**Instructions to follow**:
Repeat the material exactly, leaving nothing out.
>> start Extracted data
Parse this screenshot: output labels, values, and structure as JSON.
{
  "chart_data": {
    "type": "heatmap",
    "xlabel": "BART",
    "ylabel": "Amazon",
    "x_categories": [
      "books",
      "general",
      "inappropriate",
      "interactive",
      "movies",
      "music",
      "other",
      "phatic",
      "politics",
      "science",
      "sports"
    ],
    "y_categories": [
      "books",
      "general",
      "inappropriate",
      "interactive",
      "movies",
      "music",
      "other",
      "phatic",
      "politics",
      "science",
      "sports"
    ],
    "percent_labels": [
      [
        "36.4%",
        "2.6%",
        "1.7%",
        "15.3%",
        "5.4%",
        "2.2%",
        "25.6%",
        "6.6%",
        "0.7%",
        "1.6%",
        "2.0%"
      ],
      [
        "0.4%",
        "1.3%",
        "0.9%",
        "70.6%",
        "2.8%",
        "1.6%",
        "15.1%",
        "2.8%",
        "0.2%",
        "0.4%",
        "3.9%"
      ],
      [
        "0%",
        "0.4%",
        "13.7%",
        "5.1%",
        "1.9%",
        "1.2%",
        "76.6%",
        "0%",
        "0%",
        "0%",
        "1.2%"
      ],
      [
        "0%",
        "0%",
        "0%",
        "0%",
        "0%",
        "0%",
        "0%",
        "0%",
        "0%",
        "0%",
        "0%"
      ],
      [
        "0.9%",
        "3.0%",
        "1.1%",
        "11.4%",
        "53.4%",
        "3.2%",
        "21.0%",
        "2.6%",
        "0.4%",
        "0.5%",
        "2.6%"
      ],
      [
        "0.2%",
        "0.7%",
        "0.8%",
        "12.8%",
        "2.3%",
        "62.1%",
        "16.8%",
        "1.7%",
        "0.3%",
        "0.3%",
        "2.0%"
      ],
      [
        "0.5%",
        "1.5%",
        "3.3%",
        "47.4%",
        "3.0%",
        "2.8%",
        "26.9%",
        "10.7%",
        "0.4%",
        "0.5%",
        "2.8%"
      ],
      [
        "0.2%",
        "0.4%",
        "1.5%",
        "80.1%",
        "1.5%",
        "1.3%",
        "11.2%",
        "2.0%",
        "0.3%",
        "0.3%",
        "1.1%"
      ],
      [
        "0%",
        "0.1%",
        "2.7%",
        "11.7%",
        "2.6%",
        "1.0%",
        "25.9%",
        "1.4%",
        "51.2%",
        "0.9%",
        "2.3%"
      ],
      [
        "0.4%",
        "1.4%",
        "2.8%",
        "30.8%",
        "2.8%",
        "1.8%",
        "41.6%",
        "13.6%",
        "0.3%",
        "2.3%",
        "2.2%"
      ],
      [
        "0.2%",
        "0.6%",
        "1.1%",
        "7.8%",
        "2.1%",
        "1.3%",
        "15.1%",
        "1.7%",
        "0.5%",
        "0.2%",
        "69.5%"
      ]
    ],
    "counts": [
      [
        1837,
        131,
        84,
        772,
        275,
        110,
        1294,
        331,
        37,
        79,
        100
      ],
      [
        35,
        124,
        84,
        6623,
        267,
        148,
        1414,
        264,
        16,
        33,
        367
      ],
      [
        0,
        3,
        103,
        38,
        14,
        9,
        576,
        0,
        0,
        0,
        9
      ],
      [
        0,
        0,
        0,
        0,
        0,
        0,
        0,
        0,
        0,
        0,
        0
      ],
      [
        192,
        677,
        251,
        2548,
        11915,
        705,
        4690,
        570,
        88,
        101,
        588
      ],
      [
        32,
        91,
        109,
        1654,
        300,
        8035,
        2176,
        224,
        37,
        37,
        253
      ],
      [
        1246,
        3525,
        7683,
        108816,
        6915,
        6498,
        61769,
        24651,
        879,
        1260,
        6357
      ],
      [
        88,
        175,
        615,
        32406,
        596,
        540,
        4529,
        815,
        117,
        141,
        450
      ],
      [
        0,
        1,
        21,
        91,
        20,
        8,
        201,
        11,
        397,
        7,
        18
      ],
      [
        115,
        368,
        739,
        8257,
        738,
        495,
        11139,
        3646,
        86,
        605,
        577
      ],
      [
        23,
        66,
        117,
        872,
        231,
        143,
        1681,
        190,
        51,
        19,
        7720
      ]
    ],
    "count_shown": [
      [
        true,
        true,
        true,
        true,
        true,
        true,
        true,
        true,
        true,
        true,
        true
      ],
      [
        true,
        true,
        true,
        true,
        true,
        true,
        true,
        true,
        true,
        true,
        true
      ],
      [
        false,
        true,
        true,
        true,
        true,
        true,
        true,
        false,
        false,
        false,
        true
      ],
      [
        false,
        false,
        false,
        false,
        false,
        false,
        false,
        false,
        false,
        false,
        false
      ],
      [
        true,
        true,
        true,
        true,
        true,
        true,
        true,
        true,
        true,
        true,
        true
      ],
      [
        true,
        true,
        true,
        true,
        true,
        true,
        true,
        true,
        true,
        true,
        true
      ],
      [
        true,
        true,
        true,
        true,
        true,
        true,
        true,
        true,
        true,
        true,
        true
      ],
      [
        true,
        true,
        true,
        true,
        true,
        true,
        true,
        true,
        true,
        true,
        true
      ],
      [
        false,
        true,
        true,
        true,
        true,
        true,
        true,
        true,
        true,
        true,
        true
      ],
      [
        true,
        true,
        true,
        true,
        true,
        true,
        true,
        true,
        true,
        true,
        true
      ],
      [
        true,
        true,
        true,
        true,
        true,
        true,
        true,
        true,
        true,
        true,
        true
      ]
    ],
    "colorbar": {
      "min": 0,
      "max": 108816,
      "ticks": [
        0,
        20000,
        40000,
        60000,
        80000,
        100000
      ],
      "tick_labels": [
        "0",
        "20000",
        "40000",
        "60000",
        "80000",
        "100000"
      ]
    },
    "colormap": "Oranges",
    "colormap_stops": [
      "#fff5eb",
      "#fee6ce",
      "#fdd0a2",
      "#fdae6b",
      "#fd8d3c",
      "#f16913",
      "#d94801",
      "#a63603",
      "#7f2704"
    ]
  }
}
>> end Extracted data
**Complete answer**:
Parse this screenshot: output labels, values, and structure as JSON.
{
  "chart_data": {
    "type": "heatmap",
    "xlabel": "BART",
    "ylabel": "Amazon",
    "x_categories": [
      "books",
      "general",
      "inappropriate",
      "interactive",
      "movies",
      "music",
      "other",
      "phatic",
      "politics",
      "science",
      "sports"
    ],
    "y_categories": [
      "books",
      "general",
      "inappropriate",
      "interactive",
      "movies",
      "music",
      "other",
      "phatic",
      "politics",
      "science",
      "sports"
    ],
    "percent_labels": [
      [
        "36.4%",
        "2.6%",
        "1.7%",
        "15.3%",
        "5.4%",
        "2.2%",
        "25.6%",
        "6.6%",
        "0.7%",
        "1.6%",
        "2.0%"
      ],
      [
        "0.4%",
        "1.3%",
        "0.9%",
        "70.6%",
        "2.8%",
        "1.6%",
        "15.1%",
        "2.8%",
        "0.2%",
        "0.4%",
        "3.9%"
      ],
      [
        "0%",
        "0.4%",
        "13.7%",
        "5.1%",
        "1.9%",
        "1.2%",
        "76.6%",
        "0%",
        "0%",
        "0%",
        "1.2%"
      ],
      [
        "0%",
        "0%",
        "0%",
        "0%",
        "0%",
        "0%",
        "0%",
        "0%",
        "0%",
        "0%",
        "0%"
      ],
      [
        "0.9%",
        "3.0%",
        "1.1%",
        "11.4%",
        "53.4%",
        "3.2%",
        "21.0%",
        "2.6%",
        "0.4%",
        "0.5%",
        "2.6%"
      ],
      [
        "0.2%",
        "0.7%",
        "0.8%",
        "12.8%",
        "2.3%",
        "62.1%",
        "16.8%",
        "1.7%",
        "0.3%",
        "0.3%",
        "2.0%"
      ],
      [
        "0.5%",
        "1.5%",
        "3.3%",
        "47.4%",
        "3.0%",
        "2.8%",
        "26.9%",
        "10.7%",
        "0.4%",
        "0.5%",
        "2.8%"
      ],
      [
        "0.2%",
        "0.4%",
        "1.5%",
        "80.1%",
        "1.5%",
        "1.3%",
        "11.2%",
        "2.0%",
        "0.3%",
        "0.3%",
        "1.1%"
      ],
      [
        "0%",
        "0.1%",
        "2.7%",
        "11.7%",
        "2.6%",
        "1.0%",
        "25.9%",
        "1.4%",
        "51.2%",
        "0.9%",
        "2.3%"
      ],
      [
        "0.4%",
        "1.4%",
        "2.8%",
        "30.8%",
        "2.8%",
        "1.8%",
        "41.6%",
        "13.6%",
        "0.3%",
        "2.3%",
        "2.2%"
      ],
      [
        "0.2%",
        "0.6%",
        "1.1%",
        "7.8%",
        "2.1%",
        "1.3%",
        "15.1%",
        "1.7%",
        "0.5%",
        "0.2%",
        "69.5%"
      ]
    ],
    "counts": [
      [
        1837,
        131,
        84,
        772,
        275,
        110,
        1294,
        331,
        37,
        79,
        100
      ],
      [
        35,
        124,
        84,
        6623,
        267,
        148,
        1414,
        264,
        16,
        33,
        367
      ],
      [
        0,
        3,
        103,
        38,
        14,
        9,
        576,
        0,
        0,
        0,
        9
      ],
      [
        0,
        0,
        0,
        0,
        0,
        0,
        0,
        0,
        0,
        0,
        0
      ],
      [
        192,
        677,
        251,
        2548,
        11915,
        705,
        4690,
        570,
        88,
        101,
        588
      ],
      [
        32,
        91,
        109,
        1654,
        300,
        8035,
        2176,
        224,
        37,
        37,
        253
      ],
      [
        1246,
        3525,
        7683,
        108816,
        6915,
        6498,
        61769,
        24651,
        879,
        1260,
        6357
      ],
      [
        88,
        175,
        615,
        32406,
        596,
        540,
        4529,
        815,
        117,
        141,
        450
      ],
      [
        0,
        1,
        21,
        91,
        20,
        8,
        201,
        11,
        397,
        7,
        18
      ],
      [
        115,
        368,
        739,
        8257,
        738,
        495,
        11139,
        3646,
        86,
        605,
        577
      ],
      [
        23,
        66,
        117,
        872,
        231,
        143,
        1681,
        190,
        51,
        19,
        7720
      ]
    ],
    "count_shown": [
      [
        true,
        true,
        true,
        true,
        true,
        true,
        true,
        true,
        true,
        true,
        true
      ],
      [
        true,
        true,
        true,
        true,
        true,
        true,
        true,
        true,
        true,
        true,
        true
      ],
      [
        false,
        true,
        true,
        true,
        true,
        true,
        true,
        false,
        false,
        false,
        true
      ],
      [
        false,
        false,
        false,
        false,
        false,
        false,
        false,
        false,
        false,
        false,
        false
      ],
      [
        true,
        true,
        true,
        true,
        true,
        true,
        true,
        true,
        true,
        true,
        true
      ],
      [
        true,
        true,
        true,
        true,
        true,
        true,
        true,
        true,
        true,
        true,
        true
      ],
      [
        true,
        true,
        true,
        true,
        true,
        true,
        true,
        true,
        true,
        true,
        true
      ],
      [
        true,
        true,
        true,
        true,
        true,
        true,
        true,
        true,
        true,
        true,
        true
      ],
      [
        false,
        true,
        true,
        true,
        true,
        true,
        true,
        true,
        true,
        true,
        true
      ],
      [
        true,
        true,
        true,
        true,
        true,
        true,
        true,
        true,
        true,
        true,
        true
      ],
      [
        true,
        true,
        true,
        true,
        true,
        true,
        true,
        true,
        true,
        true,
        true
      ]
    ],
    "colorbar": {
      "min": 0,
      "max": 108816,
      "ticks": [
        0,
        20000,
        40000,
        60000,
        80000,
        100000
      ],
      "tick_labels": [
        "0",
        "20000",
        "40000",
        "60000",
        "80000",
        "100000"
      ]
    },
    "colormap": "Oranges",
    "colormap_stops": [
      "#fff5eb",
      "#fee6ce",
      "#fdd0a2",
      "#fdae6b",
      "#fd8d3c",
      "#f16913",
      "#d94801",
      "#a63603",
      "#7f2704"
    ]
  }
}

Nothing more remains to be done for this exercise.